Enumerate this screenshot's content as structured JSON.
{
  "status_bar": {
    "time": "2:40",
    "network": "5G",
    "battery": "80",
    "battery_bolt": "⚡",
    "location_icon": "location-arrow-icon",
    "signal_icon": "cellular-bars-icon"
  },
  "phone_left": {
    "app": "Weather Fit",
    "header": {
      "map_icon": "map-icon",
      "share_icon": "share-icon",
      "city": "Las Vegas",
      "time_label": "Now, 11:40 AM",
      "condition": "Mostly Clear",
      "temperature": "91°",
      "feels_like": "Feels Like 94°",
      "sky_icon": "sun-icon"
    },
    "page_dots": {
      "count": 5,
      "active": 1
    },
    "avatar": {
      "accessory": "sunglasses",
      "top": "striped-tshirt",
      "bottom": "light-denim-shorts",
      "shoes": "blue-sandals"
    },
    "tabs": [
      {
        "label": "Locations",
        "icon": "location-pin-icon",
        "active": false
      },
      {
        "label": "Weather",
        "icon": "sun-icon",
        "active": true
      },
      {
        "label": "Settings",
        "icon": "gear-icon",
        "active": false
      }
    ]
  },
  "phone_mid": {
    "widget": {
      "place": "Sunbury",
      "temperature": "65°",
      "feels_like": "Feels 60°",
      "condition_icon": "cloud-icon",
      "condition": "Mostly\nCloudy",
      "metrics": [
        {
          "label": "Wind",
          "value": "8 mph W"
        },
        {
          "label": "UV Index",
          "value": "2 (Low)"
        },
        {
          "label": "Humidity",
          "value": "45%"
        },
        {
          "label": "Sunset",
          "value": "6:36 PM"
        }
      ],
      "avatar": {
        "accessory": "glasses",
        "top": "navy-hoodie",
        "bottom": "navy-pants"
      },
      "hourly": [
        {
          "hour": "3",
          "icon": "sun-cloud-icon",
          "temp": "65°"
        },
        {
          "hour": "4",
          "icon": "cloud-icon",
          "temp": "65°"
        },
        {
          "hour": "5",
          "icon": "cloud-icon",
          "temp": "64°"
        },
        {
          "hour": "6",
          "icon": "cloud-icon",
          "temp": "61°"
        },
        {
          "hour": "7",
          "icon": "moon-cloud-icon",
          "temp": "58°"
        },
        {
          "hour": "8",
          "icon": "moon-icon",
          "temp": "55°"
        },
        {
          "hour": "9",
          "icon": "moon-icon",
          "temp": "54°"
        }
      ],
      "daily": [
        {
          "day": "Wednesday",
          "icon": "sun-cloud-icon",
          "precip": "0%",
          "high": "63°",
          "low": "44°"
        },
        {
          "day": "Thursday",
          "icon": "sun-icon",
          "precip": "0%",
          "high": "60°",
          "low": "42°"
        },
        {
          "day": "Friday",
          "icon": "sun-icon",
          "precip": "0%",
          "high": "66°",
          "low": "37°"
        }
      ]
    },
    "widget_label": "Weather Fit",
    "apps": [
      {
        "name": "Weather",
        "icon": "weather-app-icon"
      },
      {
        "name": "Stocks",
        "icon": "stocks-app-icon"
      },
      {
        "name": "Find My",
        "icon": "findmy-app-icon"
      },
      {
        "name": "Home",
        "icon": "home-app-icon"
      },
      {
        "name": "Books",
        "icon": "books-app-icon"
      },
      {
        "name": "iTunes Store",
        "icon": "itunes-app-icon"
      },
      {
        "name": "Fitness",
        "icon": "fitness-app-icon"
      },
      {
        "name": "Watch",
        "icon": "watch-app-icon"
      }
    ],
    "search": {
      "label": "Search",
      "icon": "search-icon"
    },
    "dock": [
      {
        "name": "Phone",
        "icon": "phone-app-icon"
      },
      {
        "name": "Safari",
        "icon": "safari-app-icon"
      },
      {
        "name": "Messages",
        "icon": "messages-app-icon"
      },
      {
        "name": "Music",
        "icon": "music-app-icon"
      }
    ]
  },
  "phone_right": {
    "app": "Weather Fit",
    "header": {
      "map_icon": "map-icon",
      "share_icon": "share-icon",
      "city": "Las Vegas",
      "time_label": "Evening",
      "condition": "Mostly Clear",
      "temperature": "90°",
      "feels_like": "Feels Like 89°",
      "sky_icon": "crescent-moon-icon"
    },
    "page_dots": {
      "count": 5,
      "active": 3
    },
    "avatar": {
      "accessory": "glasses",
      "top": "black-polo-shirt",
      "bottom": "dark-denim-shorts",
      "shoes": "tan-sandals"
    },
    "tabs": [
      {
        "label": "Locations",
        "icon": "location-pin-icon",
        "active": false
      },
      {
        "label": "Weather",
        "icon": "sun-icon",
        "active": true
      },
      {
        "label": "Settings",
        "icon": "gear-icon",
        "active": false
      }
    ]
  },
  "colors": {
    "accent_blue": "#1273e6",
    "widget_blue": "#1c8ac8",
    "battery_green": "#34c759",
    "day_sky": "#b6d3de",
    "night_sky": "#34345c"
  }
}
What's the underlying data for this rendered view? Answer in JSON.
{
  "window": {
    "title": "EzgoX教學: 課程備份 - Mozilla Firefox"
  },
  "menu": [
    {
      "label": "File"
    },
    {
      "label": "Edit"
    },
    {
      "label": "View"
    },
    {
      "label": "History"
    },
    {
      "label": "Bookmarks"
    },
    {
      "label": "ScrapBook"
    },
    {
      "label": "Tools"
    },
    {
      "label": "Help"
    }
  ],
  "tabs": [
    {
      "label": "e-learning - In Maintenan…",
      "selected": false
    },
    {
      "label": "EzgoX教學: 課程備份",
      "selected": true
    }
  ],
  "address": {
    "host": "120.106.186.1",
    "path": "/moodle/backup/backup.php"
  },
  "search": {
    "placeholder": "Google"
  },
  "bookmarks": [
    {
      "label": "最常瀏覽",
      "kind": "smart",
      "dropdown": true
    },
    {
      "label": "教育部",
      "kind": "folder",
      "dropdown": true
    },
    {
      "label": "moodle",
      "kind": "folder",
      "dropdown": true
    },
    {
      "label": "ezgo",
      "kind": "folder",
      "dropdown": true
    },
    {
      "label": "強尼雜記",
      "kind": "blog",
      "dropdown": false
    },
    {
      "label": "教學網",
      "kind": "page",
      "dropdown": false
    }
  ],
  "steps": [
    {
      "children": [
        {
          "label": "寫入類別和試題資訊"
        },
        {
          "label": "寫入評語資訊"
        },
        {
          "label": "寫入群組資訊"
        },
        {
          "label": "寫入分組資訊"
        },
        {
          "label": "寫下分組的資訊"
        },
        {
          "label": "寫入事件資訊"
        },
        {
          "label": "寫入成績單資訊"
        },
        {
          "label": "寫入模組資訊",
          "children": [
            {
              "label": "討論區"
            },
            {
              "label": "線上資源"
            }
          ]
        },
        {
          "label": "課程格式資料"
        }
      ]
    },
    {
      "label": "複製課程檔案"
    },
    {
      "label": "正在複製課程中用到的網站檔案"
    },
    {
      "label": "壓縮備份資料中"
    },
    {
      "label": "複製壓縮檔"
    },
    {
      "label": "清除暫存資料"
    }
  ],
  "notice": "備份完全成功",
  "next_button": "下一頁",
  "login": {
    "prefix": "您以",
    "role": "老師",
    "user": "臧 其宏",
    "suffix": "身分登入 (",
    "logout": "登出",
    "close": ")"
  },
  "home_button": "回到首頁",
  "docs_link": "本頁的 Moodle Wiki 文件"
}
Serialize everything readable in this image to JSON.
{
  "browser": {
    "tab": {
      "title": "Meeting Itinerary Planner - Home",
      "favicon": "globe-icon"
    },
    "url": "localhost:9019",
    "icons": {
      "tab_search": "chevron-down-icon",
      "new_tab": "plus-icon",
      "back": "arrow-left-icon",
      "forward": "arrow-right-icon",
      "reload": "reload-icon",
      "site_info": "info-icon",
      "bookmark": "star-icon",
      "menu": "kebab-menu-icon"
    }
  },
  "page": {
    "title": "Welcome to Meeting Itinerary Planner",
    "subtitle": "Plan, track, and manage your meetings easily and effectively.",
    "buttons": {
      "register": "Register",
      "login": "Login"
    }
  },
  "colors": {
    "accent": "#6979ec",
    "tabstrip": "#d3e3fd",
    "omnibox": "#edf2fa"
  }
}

■ TASK DESCRIPTION:
Search the material above for "Planner". Pull out each line where it shows up.

■ ANSWER TO THIS EXERCISE:
      "title": "Meeting Itinerary Planner - Home",
    "title": "Welcome to Meeting Itinerary Planner",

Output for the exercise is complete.